Collection entries
* * * *
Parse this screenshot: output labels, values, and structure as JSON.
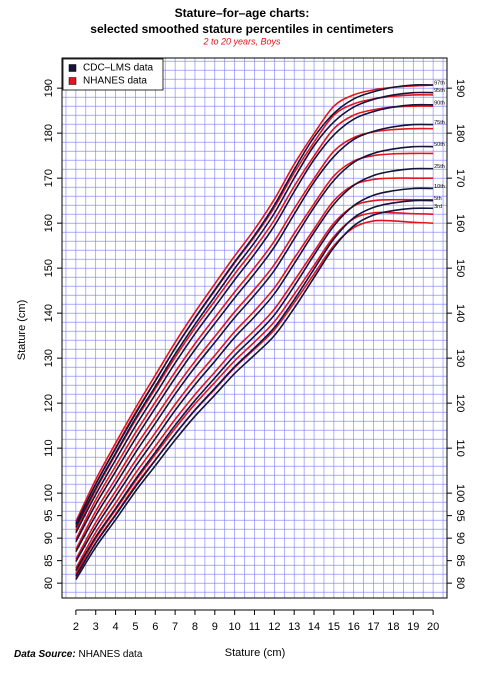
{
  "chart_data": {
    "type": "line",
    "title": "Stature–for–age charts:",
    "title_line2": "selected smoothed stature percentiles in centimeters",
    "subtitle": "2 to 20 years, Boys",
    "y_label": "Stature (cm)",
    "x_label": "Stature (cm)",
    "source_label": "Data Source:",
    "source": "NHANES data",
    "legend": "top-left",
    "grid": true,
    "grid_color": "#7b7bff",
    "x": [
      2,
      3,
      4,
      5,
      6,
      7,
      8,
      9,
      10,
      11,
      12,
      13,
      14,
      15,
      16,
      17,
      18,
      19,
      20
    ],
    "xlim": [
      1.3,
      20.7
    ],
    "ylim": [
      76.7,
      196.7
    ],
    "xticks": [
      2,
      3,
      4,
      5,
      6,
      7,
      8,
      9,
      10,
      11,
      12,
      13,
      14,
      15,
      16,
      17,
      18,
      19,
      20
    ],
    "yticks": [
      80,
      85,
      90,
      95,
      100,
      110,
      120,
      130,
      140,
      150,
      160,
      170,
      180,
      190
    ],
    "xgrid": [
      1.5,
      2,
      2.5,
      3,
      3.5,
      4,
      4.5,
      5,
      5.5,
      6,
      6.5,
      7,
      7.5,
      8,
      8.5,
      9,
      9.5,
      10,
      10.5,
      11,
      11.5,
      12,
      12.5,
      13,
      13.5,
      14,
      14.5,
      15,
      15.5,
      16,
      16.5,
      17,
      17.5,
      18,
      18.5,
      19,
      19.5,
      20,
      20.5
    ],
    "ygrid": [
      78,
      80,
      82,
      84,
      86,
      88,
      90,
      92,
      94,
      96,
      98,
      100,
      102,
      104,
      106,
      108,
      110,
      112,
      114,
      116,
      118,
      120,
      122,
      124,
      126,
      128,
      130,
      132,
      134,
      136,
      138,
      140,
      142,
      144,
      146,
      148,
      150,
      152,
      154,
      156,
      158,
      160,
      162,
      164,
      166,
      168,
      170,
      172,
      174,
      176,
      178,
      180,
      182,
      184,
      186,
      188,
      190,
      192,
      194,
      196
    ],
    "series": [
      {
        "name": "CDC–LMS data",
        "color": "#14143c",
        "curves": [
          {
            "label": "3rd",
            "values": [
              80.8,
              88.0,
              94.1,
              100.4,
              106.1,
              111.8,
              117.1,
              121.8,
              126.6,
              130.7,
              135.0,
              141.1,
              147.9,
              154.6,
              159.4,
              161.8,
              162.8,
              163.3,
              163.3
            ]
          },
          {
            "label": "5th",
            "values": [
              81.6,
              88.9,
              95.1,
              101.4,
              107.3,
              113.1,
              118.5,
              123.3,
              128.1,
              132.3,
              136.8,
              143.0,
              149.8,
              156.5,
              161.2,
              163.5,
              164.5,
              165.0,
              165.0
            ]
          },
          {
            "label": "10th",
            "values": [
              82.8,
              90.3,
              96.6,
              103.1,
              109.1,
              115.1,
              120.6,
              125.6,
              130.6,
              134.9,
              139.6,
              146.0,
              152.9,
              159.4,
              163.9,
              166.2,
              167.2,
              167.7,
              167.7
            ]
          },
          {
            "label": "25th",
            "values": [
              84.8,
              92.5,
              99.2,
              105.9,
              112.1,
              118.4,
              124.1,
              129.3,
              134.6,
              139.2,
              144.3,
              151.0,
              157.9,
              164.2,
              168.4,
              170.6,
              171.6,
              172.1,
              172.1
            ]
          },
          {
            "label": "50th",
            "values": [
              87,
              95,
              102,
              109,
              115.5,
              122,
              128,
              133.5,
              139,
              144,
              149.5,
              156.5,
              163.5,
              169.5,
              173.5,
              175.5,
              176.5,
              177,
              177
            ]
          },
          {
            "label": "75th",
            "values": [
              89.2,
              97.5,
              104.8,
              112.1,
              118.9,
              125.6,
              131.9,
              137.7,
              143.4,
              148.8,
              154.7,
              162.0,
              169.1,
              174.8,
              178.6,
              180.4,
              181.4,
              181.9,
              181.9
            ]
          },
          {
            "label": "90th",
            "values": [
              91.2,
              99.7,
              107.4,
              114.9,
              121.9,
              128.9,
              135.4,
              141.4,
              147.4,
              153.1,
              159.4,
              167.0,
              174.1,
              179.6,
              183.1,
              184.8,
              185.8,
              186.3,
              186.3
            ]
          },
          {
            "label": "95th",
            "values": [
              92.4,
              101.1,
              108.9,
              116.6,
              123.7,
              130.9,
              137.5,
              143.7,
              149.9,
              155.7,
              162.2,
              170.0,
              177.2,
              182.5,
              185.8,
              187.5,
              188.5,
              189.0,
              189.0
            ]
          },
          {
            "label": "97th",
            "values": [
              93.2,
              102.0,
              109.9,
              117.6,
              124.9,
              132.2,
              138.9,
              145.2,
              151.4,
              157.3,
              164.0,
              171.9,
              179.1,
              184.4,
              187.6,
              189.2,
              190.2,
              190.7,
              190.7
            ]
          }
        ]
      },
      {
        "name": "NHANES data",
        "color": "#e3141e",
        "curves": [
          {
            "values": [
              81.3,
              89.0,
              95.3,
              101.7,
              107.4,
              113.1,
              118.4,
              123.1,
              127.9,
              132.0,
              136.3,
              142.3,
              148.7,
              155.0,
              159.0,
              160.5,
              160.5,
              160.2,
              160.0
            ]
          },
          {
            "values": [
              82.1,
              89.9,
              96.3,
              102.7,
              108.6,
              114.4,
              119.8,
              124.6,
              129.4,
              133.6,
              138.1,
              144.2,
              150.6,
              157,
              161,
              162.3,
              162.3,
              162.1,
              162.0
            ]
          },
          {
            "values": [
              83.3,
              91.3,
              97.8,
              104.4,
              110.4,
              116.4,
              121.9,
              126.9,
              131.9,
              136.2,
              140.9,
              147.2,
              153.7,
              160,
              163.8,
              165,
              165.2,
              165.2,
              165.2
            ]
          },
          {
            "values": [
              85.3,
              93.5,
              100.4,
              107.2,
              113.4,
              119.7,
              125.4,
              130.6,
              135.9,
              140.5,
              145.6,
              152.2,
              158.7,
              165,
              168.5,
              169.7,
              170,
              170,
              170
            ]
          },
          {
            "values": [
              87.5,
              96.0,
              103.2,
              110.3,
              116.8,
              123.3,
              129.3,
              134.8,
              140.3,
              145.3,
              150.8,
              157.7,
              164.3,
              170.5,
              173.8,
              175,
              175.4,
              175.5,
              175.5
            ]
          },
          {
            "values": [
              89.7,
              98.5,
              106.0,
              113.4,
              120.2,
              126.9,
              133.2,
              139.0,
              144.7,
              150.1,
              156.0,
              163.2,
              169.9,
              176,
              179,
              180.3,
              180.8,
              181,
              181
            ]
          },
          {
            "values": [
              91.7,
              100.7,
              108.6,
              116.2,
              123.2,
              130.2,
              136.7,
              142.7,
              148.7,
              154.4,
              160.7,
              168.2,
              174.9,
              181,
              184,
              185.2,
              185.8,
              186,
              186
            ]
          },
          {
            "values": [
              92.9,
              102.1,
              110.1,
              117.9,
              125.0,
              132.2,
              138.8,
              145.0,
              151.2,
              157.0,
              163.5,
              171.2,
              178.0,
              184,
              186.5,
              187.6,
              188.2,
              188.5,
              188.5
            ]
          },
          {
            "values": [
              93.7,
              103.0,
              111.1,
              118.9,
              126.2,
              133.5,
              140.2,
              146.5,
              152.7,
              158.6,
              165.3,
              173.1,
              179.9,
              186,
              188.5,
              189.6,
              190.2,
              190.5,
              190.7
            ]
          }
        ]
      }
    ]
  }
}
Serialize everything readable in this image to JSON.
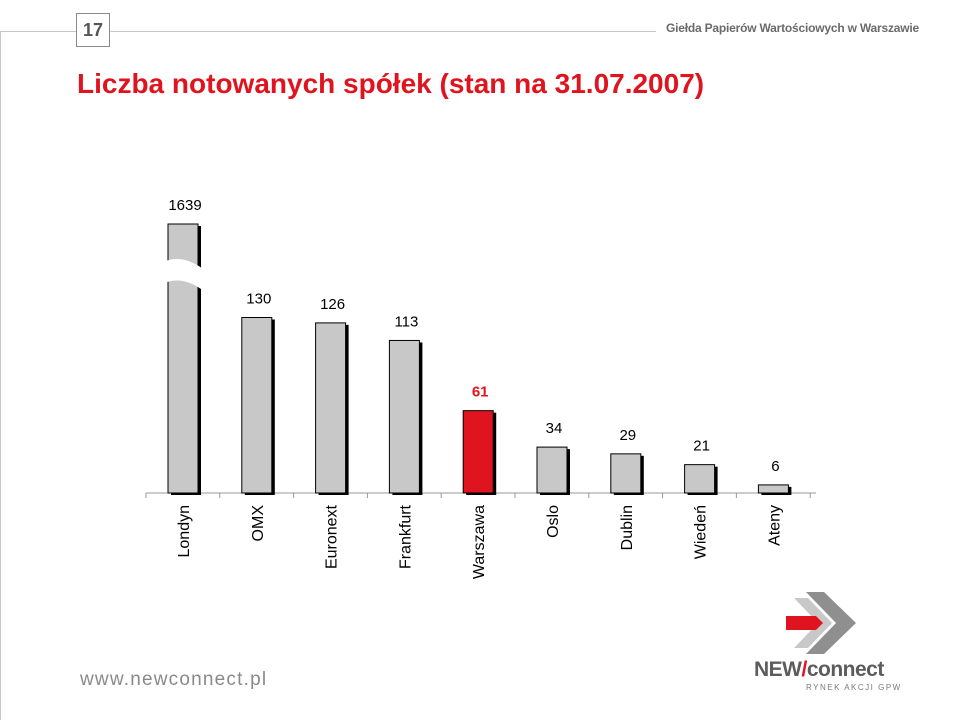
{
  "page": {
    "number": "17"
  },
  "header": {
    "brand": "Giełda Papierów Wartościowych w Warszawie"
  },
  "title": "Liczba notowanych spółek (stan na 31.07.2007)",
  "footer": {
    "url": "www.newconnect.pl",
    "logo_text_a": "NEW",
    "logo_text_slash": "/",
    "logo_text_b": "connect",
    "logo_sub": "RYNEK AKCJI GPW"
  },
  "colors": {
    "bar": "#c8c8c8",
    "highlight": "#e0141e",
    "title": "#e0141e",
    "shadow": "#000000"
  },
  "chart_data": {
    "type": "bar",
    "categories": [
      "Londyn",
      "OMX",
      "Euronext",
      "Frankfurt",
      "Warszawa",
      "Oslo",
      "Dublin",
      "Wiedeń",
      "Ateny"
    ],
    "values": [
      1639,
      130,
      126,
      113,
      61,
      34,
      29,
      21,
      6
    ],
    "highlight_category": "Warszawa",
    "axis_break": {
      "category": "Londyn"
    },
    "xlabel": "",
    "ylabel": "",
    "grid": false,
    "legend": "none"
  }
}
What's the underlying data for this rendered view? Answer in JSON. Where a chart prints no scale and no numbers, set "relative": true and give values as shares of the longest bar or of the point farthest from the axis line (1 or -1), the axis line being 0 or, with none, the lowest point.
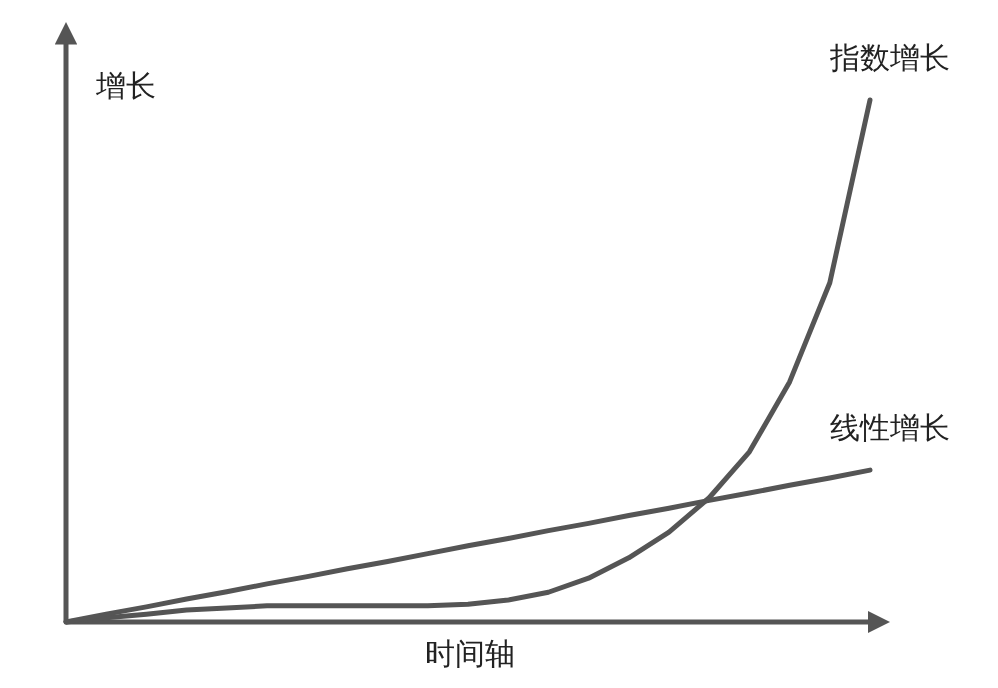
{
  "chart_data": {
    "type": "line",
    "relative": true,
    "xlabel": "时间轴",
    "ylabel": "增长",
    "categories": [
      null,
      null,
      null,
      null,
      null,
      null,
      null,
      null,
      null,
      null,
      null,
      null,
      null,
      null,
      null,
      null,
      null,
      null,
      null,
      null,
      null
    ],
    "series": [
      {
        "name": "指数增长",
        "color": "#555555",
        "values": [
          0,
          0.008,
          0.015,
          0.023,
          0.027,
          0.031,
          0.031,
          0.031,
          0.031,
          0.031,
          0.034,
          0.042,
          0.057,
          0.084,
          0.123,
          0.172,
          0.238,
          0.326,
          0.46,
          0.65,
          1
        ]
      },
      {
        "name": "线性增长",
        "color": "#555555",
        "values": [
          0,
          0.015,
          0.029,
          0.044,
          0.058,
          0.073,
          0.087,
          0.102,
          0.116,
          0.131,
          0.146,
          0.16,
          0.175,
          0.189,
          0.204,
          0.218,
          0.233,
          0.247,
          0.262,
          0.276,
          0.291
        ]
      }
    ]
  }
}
* * * *
- TASK GOAL
Extract all lines of the records above that include "NHANES".

- TASK SOLUTION
    "source": "NHANES data",
        "name": "NHANES data",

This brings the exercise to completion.